**DIRECTIONS FOR THIS TASK**
Your task is to copy every line of the records below that contains "Digital".
------------
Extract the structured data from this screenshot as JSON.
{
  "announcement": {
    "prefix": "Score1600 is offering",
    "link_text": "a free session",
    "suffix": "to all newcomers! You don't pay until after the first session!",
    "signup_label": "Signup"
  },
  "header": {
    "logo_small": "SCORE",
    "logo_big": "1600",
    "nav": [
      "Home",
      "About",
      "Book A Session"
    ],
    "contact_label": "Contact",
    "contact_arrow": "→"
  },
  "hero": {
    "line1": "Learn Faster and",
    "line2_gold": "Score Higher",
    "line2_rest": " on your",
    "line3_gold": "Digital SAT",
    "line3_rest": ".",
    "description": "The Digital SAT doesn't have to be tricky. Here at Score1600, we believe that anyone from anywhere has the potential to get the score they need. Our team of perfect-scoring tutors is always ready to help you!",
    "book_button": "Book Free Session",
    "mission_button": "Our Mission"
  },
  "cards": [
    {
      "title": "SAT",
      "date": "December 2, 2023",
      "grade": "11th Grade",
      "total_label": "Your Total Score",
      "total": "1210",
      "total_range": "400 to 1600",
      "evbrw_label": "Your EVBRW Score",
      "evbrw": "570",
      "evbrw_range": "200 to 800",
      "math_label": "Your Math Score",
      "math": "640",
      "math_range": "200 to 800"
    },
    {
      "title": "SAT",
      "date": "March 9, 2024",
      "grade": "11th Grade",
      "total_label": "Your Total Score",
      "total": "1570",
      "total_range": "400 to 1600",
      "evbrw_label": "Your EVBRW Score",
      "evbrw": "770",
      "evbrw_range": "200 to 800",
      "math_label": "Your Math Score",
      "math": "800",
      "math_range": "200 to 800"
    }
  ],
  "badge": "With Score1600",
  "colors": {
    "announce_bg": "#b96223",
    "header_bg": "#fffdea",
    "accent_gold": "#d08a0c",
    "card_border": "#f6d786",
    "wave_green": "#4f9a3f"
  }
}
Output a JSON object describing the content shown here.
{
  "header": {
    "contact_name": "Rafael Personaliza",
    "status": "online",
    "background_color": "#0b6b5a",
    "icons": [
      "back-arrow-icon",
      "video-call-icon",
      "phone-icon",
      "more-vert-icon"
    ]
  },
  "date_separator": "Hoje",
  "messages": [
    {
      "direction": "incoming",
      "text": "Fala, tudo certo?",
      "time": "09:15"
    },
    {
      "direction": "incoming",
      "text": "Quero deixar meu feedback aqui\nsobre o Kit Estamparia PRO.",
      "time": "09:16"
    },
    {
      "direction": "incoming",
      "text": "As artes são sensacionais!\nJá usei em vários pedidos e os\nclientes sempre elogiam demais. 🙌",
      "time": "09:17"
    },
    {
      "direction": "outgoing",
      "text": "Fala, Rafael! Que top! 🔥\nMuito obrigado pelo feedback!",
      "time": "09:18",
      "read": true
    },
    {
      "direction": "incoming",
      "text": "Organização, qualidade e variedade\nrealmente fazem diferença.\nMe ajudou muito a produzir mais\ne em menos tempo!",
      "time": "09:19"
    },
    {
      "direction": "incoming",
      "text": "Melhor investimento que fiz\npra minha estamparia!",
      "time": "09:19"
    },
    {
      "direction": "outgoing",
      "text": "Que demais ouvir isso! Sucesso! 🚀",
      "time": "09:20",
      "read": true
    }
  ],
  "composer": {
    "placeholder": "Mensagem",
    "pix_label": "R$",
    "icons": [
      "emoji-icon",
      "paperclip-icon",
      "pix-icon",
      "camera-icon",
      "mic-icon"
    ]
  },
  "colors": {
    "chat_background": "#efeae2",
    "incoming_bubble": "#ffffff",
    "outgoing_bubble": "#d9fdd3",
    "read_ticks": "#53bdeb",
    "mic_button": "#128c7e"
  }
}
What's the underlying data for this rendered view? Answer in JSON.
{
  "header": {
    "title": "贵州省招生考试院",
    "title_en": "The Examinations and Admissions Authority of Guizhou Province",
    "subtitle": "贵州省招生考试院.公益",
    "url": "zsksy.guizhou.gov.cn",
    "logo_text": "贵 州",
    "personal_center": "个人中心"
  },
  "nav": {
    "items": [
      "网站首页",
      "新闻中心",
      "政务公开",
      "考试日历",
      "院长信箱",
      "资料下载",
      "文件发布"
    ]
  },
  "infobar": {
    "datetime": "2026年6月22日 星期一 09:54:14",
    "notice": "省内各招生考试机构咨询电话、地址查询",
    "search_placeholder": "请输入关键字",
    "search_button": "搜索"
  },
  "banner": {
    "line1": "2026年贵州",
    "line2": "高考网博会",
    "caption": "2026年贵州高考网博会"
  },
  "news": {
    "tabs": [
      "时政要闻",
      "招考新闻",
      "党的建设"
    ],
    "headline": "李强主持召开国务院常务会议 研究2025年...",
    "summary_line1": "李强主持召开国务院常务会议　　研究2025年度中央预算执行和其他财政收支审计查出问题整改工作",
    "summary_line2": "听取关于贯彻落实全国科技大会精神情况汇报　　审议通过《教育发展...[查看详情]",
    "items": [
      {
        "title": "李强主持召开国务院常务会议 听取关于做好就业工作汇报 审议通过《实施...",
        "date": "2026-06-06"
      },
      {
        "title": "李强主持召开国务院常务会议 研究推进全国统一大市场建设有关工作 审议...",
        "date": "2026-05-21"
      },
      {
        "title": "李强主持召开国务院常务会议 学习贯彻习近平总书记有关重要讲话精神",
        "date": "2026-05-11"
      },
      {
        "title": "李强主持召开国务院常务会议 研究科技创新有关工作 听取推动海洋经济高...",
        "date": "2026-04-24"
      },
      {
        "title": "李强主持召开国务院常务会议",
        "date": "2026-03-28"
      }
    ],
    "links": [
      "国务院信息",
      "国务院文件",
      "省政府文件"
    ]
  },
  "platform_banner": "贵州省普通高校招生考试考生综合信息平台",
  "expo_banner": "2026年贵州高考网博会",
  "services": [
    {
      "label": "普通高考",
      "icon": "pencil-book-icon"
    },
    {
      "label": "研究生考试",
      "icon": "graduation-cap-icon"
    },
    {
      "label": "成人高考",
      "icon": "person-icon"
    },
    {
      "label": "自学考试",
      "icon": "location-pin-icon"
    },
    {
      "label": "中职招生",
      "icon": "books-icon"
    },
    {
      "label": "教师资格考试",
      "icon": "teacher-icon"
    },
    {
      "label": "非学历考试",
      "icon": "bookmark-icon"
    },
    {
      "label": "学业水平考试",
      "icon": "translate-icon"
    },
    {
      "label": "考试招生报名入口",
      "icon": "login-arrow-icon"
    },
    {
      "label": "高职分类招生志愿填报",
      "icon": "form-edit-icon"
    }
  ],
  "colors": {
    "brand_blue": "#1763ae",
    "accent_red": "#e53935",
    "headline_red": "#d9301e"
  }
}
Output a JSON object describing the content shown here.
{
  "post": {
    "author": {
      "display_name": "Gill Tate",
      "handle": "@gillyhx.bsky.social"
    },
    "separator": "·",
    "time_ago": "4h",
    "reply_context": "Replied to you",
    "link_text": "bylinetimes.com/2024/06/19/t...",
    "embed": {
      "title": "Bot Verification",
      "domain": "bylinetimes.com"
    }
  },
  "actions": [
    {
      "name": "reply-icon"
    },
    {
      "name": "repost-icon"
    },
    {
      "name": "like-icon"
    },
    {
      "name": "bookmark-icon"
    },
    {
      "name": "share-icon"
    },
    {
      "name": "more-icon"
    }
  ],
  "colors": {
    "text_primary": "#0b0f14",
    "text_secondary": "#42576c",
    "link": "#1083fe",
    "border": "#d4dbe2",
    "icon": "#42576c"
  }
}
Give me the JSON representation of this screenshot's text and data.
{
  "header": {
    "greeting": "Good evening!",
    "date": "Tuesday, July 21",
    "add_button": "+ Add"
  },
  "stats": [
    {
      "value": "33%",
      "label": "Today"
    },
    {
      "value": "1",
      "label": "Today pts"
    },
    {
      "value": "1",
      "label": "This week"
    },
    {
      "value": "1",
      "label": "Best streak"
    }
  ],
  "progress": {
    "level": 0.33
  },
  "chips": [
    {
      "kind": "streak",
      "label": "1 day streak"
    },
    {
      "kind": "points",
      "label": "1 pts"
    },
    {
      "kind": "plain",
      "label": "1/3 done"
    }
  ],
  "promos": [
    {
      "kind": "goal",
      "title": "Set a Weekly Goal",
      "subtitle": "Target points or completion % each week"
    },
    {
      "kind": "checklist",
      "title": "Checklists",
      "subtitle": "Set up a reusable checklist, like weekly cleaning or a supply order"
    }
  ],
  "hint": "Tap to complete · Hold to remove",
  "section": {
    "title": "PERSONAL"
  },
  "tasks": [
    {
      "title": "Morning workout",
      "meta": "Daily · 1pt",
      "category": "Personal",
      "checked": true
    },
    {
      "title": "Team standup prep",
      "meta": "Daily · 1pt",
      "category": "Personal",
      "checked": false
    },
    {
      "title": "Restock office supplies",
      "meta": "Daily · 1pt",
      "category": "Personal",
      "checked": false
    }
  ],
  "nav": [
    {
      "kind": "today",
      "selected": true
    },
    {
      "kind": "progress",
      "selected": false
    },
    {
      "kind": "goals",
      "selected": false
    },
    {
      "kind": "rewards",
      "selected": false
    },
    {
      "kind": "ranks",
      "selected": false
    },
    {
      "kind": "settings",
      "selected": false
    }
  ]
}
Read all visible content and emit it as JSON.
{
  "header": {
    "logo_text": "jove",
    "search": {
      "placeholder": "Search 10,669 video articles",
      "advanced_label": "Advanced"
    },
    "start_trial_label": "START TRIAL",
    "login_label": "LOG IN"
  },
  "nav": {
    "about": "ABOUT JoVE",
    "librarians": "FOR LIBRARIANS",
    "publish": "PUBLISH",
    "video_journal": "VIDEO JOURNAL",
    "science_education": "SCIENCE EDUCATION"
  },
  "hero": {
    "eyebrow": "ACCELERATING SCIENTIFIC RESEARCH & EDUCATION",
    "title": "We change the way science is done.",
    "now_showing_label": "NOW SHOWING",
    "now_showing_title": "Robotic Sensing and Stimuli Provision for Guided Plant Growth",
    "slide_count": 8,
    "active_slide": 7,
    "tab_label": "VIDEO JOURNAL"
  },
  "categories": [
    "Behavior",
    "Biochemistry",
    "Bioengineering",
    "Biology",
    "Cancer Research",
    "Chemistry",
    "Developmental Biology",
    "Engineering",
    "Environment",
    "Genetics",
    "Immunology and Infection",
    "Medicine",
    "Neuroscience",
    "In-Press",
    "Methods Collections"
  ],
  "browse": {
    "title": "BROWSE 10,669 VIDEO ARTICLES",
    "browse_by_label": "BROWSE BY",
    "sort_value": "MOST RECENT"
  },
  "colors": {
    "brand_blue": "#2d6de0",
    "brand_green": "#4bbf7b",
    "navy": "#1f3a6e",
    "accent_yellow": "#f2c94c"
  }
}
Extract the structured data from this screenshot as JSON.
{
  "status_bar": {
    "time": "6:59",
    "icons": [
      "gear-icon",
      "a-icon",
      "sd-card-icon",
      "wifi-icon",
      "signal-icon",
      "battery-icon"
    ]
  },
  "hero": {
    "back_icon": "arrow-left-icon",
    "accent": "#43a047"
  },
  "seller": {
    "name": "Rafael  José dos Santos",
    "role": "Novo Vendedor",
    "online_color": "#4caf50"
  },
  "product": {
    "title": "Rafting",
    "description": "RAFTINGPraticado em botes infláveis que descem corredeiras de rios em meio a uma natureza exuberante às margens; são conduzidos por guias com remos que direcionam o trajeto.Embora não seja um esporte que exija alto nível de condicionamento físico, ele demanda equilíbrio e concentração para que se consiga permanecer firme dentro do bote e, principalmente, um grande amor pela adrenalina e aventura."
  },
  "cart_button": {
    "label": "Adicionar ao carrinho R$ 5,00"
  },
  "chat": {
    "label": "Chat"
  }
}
------------
**SOLUTION TO THE EXERCISE**
    "line3_gold": "Digital SAT",
    "description": "The Digital SAT doesn't have to be tricky. Here at Score1600, we believe that anyone from anywhere has the potential to get the score they need. Our team of perfect-scoring tutors is always ready to help you!",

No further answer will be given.